Write the material out again in full, word for word. Do not include the pictures.
RECORDS start
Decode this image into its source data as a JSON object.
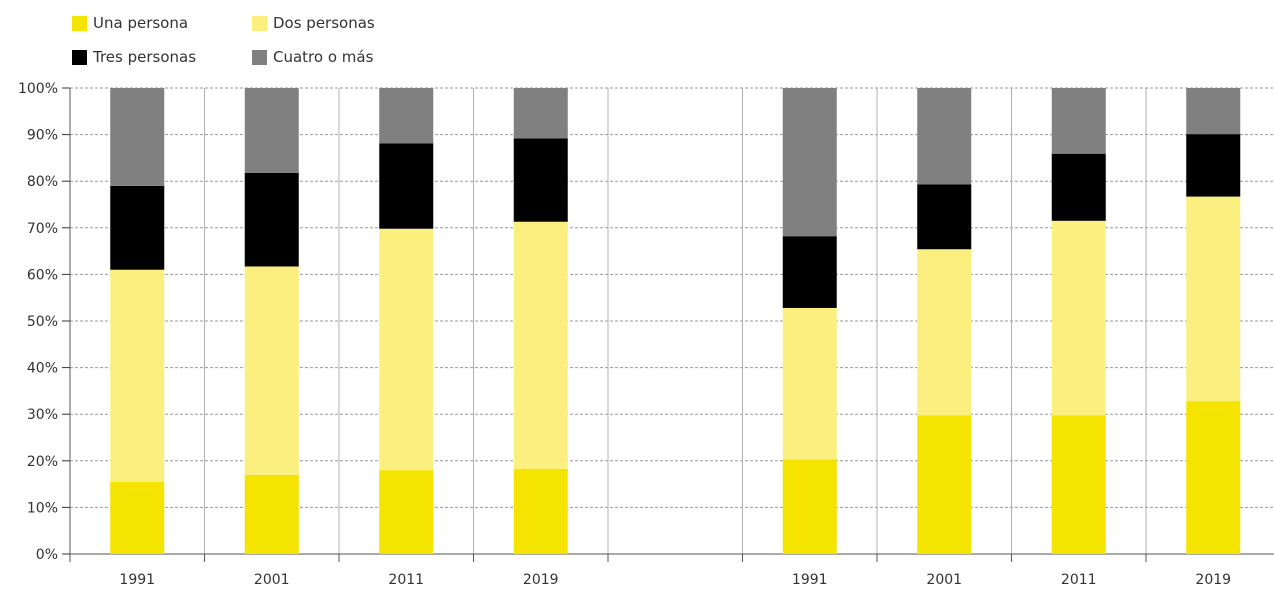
{
  "chart_data": {
    "type": "bar",
    "stacked": true,
    "normalized": true,
    "groups": [
      {
        "categories": [
          "1991",
          "2001",
          "2011",
          "2019"
        ]
      },
      {
        "categories": [
          "1991",
          "2001",
          "2011",
          "2019"
        ]
      }
    ],
    "categories": [
      "1991",
      "2001",
      "2011",
      "2019",
      "1991",
      "2001",
      "2011",
      "2019"
    ],
    "series": [
      {
        "name": "Una persona",
        "color": "#f5e300",
        "values": [
          15.5,
          17.0,
          18.0,
          18.3,
          20.3,
          29.8,
          29.8,
          32.8
        ]
      },
      {
        "name": "Dos personas",
        "color": "#fbf07f",
        "values": [
          45.5,
          44.7,
          51.8,
          53.0,
          32.5,
          35.6,
          41.7,
          43.9
        ]
      },
      {
        "name": "Tres personas",
        "color": "#000000",
        "values": [
          18.0,
          20.1,
          18.3,
          17.9,
          15.4,
          13.9,
          14.4,
          13.4
        ]
      },
      {
        "name": "Cuatro o más",
        "color": "#808080",
        "values": [
          21.0,
          18.2,
          11.9,
          10.8,
          31.8,
          20.7,
          14.1,
          9.9
        ]
      }
    ],
    "y_ticks": [
      "0%",
      "10%",
      "20%",
      "30%",
      "40%",
      "50%",
      "60%",
      "70%",
      "80%",
      "90%",
      "100%"
    ],
    "ylim": [
      0,
      100
    ],
    "grid": "horizontal dashed",
    "legend": "top-left"
  }
}
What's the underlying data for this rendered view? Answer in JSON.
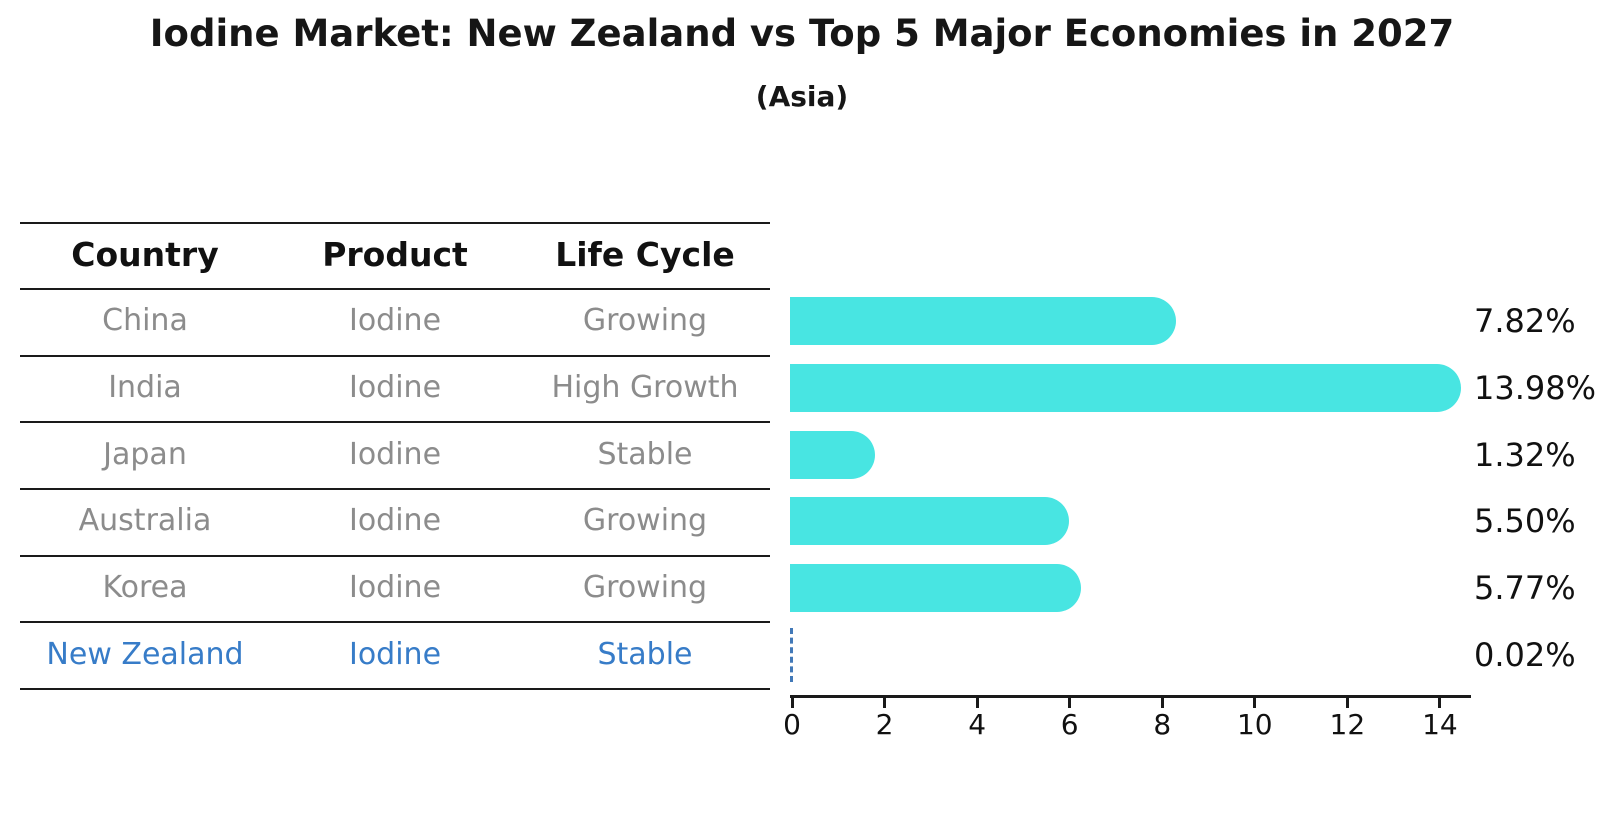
{
  "page": {
    "title": "Iodine Market: New Zealand vs Top 5 Major Economies in 2027",
    "subtitle": "(Asia)"
  },
  "table": {
    "headers": [
      "Country",
      "Product",
      "Life Cycle"
    ],
    "rows": [
      {
        "country": "China",
        "product": "Iodine",
        "life_cycle": "Growing",
        "highlighted": false
      },
      {
        "country": "India",
        "product": "Iodine",
        "life_cycle": "High Growth",
        "highlighted": false
      },
      {
        "country": "Japan",
        "product": "Iodine",
        "life_cycle": "Stable",
        "highlighted": false
      },
      {
        "country": "Australia",
        "product": "Iodine",
        "life_cycle": "Growing",
        "highlighted": false
      },
      {
        "country": "Korea",
        "product": "Iodine",
        "life_cycle": "Growing",
        "highlighted": false
      },
      {
        "country": "New Zealand",
        "product": "Iodine",
        "life_cycle": "Stable",
        "highlighted": true
      }
    ]
  },
  "chart_data": {
    "type": "bar",
    "orientation": "horizontal",
    "title": "Iodine Market: New Zealand vs Top 5 Major Economies in 2027",
    "subtitle": "(Asia)",
    "categories": [
      "China",
      "India",
      "Japan",
      "Australia",
      "Korea",
      "New Zealand"
    ],
    "values": [
      7.82,
      13.98,
      1.32,
      5.5,
      5.77,
      0.02
    ],
    "value_labels": [
      "7.82%",
      "13.98%",
      "1.32%",
      "5.50%",
      "5.77%",
      "0.02%"
    ],
    "bar_styles": [
      "solid",
      "solid",
      "solid",
      "solid",
      "solid",
      "dashed-outline"
    ],
    "x_ticks": [
      0,
      2,
      4,
      6,
      8,
      10,
      12,
      14
    ],
    "xlim": [
      0,
      14.7
    ],
    "grid": false,
    "legend": false,
    "xlabel": "",
    "ylabel": "",
    "colors": {
      "bar": "#48e5e2",
      "highlight_dashed": "#4279b8",
      "highlight_text": "#377cc8"
    }
  },
  "colors": {
    "text": "#111111",
    "muted_row_text": "#8c8c8c",
    "highlight_blue": "#377cc8",
    "bar_cyan": "#48e5e2",
    "axis_black": "#1a1a1a"
  }
}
RECORDS end
TASK OUTPUT:
Decode this image into its source data as a JSON object.
{
  "chart_data": {
    "type": "bar",
    "stacked": true,
    "normalized": true,
    "groups": [
      {
        "categories": [
          "1991",
          "2001",
          "2011",
          "2019"
        ]
      },
      {
        "categories": [
          "1991",
          "2001",
          "2011",
          "2019"
        ]
      }
    ],
    "categories": [
      "1991",
      "2001",
      "2011",
      "2019",
      "1991",
      "2001",
      "2011",
      "2019"
    ],
    "series": [
      {
        "name": "Una persona",
        "color": "#f5e300",
        "values": [
          15.5,
          17.0,
          18.0,
          18.3,
          20.3,
          29.8,
          29.8,
          32.8
        ]
      },
      {
        "name": "Dos personas",
        "color": "#fbf07f",
        "values": [
          45.5,
          44.7,
          51.8,
          53.0,
          32.5,
          35.6,
          41.7,
          43.9
        ]
      },
      {
        "name": "Tres personas",
        "color": "#000000",
        "values": [
          18.0,
          20.1,
          18.3,
          17.9,
          15.4,
          13.9,
          14.4,
          13.4
        ]
      },
      {
        "name": "Cuatro o más",
        "color": "#808080",
        "values": [
          21.0,
          18.2,
          11.9,
          10.8,
          31.8,
          20.7,
          14.1,
          9.9
        ]
      }
    ],
    "y_ticks": [
      "0%",
      "10%",
      "20%",
      "30%",
      "40%",
      "50%",
      "60%",
      "70%",
      "80%",
      "90%",
      "100%"
    ],
    "ylim": [
      0,
      100
    ],
    "grid": "horizontal dashed",
    "legend": "top-left"
  }
}
What's the underlying data for this rendered view? Answer in JSON.
{
  "page": {
    "title": "Iodine Market: New Zealand vs Top 5 Major Economies in 2027",
    "subtitle": "(Asia)"
  },
  "table": {
    "headers": [
      "Country",
      "Product",
      "Life Cycle"
    ],
    "rows": [
      {
        "country": "China",
        "product": "Iodine",
        "life_cycle": "Growing",
        "highlighted": false
      },
      {
        "country": "India",
        "product": "Iodine",
        "life_cycle": "High Growth",
        "highlighted": false
      },
      {
        "country": "Japan",
        "product": "Iodine",
        "life_cycle": "Stable",
        "highlighted": false
      },
      {
        "country": "Australia",
        "product": "Iodine",
        "life_cycle": "Growing",
        "highlighted": false
      },
      {
        "country": "Korea",
        "product": "Iodine",
        "life_cycle": "Growing",
        "highlighted": false
      },
      {
        "country": "New Zealand",
        "product": "Iodine",
        "life_cycle": "Stable",
        "highlighted": true
      }
    ]
  },
  "chart_data": {
    "type": "bar",
    "orientation": "horizontal",
    "title": "Iodine Market: New Zealand vs Top 5 Major Economies in 2027",
    "subtitle": "(Asia)",
    "categories": [
      "China",
      "India",
      "Japan",
      "Australia",
      "Korea",
      "New Zealand"
    ],
    "values": [
      7.82,
      13.98,
      1.32,
      5.5,
      5.77,
      0.02
    ],
    "value_labels": [
      "7.82%",
      "13.98%",
      "1.32%",
      "5.50%",
      "5.77%",
      "0.02%"
    ],
    "bar_styles": [
      "solid",
      "solid",
      "solid",
      "solid",
      "solid",
      "dashed-outline"
    ],
    "x_ticks": [
      0,
      2,
      4,
      6,
      8,
      10,
      12,
      14
    ],
    "xlim": [
      0,
      14.7
    ],
    "grid": false,
    "legend": false,
    "xlabel": "",
    "ylabel": "",
    "colors": {
      "bar": "#48e5e2",
      "highlight_dashed": "#4279b8",
      "highlight_text": "#377cc8"
    }
  },
  "colors": {
    "text": "#111111",
    "muted_row_text": "#8c8c8c",
    "highlight_blue": "#377cc8",
    "bar_cyan": "#48e5e2",
    "axis_black": "#1a1a1a"
  }
}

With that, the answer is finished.